> [EXERCISE]:
Find every line in the records that holds the string "value". Copy each one.
**** ENTRIES SUPPLIED
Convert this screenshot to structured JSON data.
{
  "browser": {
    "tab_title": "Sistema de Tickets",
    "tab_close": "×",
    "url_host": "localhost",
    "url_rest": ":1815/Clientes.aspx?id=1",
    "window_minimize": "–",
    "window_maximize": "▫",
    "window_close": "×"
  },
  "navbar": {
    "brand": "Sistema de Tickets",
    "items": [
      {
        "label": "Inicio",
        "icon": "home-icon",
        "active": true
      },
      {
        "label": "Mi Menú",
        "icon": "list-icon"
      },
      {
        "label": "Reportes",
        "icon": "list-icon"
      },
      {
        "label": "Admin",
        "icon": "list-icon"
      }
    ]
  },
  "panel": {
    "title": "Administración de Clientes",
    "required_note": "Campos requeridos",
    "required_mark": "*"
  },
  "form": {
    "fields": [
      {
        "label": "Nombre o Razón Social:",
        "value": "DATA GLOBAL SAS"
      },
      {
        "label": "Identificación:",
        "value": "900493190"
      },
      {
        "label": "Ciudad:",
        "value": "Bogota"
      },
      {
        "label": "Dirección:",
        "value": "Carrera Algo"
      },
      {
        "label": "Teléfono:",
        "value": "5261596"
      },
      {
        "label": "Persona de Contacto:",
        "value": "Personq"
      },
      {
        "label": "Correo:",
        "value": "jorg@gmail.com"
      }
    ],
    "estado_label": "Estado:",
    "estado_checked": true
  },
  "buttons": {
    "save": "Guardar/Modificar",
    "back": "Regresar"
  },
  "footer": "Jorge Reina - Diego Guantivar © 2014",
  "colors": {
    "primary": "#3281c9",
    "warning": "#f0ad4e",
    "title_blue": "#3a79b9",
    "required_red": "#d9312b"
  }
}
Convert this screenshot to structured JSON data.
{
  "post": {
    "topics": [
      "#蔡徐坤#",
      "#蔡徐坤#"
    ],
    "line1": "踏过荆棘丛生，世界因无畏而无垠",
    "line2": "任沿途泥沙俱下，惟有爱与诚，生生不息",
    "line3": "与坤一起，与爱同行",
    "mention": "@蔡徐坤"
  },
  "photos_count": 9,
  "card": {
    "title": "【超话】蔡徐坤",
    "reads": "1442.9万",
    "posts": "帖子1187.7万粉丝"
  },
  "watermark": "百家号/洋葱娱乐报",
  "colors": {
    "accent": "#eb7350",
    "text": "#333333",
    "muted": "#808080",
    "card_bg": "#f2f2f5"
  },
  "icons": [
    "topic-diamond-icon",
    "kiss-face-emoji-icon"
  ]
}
********
> [FULL OUTPUT]:
        "value": "DATA GLOBAL SAS"
        "value": "900493190"
        "value": "Bogota"
        "value": "Carrera Algo"
        "value": "5261596"
        "value": "Personq"
        "value": "jorg@gmail.com"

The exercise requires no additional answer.